(Dataset entries)
++++++++++++++++++++
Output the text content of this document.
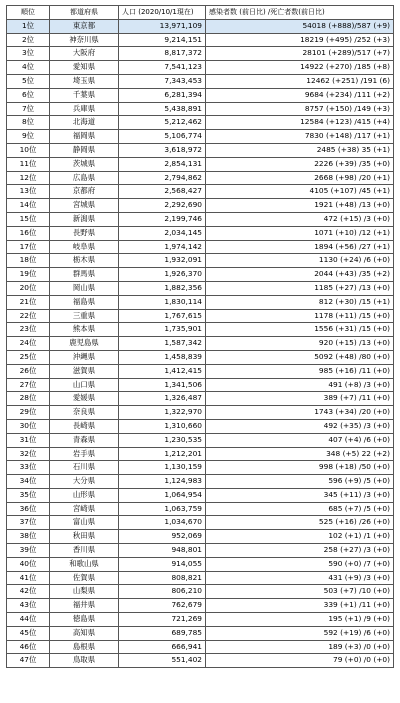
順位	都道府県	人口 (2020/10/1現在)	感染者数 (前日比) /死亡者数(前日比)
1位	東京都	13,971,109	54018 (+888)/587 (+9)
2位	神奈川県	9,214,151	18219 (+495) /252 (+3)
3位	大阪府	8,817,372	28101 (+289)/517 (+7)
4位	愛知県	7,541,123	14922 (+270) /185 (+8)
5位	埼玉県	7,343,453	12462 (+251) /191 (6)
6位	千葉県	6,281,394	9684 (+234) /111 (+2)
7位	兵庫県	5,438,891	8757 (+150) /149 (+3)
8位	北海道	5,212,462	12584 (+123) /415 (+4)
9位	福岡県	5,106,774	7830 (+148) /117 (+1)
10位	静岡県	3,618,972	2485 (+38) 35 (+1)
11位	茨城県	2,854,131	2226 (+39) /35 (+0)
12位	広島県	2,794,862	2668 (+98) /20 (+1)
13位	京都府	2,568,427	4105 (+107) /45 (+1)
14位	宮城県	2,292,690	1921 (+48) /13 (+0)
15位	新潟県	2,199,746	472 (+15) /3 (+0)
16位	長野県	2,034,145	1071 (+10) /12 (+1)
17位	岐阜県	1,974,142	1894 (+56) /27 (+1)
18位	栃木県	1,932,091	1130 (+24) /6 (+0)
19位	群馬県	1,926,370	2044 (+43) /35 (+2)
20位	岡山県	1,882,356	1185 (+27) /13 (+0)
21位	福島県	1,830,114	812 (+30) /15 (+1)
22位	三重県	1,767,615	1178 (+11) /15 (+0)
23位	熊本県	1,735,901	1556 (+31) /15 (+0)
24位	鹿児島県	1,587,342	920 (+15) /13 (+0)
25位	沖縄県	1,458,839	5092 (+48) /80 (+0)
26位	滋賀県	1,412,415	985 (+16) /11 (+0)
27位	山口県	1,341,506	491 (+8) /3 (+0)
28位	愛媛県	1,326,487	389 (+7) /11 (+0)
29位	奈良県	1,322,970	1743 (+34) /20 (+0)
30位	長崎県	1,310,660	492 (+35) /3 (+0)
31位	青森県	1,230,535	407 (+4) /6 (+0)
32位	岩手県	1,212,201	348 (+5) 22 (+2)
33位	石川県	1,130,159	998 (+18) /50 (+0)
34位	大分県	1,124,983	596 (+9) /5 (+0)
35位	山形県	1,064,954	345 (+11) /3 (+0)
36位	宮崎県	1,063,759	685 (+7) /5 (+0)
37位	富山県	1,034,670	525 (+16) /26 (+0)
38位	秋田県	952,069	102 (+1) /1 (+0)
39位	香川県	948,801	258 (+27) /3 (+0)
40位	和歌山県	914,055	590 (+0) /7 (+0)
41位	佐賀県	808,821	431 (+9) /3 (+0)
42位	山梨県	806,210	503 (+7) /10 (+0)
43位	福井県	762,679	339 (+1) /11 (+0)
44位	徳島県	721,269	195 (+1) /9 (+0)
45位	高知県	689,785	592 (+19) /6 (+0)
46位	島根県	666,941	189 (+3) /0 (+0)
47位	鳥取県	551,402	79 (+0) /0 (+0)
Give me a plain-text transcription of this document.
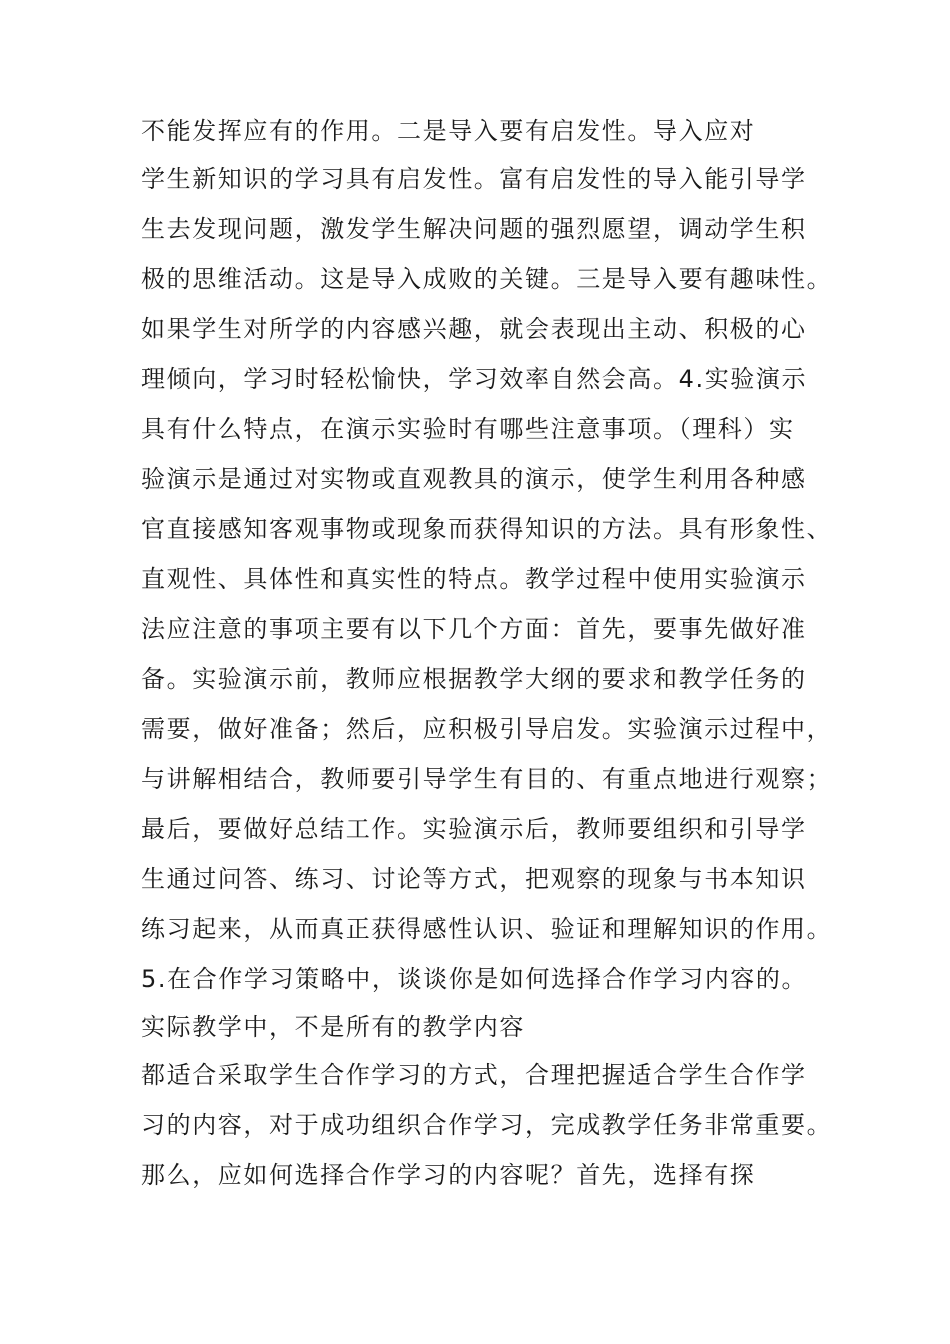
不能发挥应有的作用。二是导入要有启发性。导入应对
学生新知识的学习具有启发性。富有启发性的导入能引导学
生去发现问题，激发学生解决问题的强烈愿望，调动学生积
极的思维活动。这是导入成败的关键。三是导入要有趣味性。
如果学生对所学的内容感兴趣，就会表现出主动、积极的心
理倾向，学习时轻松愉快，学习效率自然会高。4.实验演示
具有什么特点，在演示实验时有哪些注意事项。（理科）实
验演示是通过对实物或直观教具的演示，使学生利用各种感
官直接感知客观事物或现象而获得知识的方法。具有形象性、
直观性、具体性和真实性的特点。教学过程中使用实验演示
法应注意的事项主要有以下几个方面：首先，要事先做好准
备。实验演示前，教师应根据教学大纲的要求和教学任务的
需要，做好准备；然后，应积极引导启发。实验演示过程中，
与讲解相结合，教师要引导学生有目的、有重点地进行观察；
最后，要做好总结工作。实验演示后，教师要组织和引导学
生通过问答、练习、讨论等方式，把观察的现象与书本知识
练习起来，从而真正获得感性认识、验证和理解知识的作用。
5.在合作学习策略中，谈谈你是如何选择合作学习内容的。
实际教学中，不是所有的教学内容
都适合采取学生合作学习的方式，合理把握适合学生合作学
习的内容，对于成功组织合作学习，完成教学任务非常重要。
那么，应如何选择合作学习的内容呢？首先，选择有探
++++++++++++++++++++
▸ **Task instructions**
Restate word for word only the lines from the one with "Give me a plain-text" through the last line of the material, both included. Any picture should be left out.

▸ **Answer to the exercise**
Give me a plain-text transcription of this document.
不能发挥应有的作用。二是导入要有启发性。导入应对
学生新知识的学习具有启发性。富有启发性的导入能引导学
生去发现问题，激发学生解决问题的强烈愿望，调动学生积
极的思维活动。这是导入成败的关键。三是导入要有趣味性。
如果学生对所学的内容感兴趣，就会表现出主动、积极的心
理倾向，学习时轻松愉快，学习效率自然会高。4.实验演示
具有什么特点，在演示实验时有哪些注意事项。（理科）实
验演示是通过对实物或直观教具的演示，使学生利用各种感
官直接感知客观事物或现象而获得知识的方法。具有形象性、
直观性、具体性和真实性的特点。教学过程中使用实验演示
法应注意的事项主要有以下几个方面：首先，要事先做好准
备。实验演示前，教师应根据教学大纲的要求和教学任务的
需要，做好准备；然后，应积极引导启发。实验演示过程中，
与讲解相结合，教师要引导学生有目的、有重点地进行观察；
最后，要做好总结工作。实验演示后，教师要组织和引导学
生通过问答、练习、讨论等方式，把观察的现象与书本知识
练习起来，从而真正获得感性认识、验证和理解知识的作用。
5.在合作学习策略中，谈谈你是如何选择合作学习内容的。
实际教学中，不是所有的教学内容
都适合采取学生合作学习的方式，合理把握适合学生合作学
习的内容，对于成功组织合作学习，完成教学任务非常重要。
那么，应如何选择合作学习的内容呢？首先，选择有探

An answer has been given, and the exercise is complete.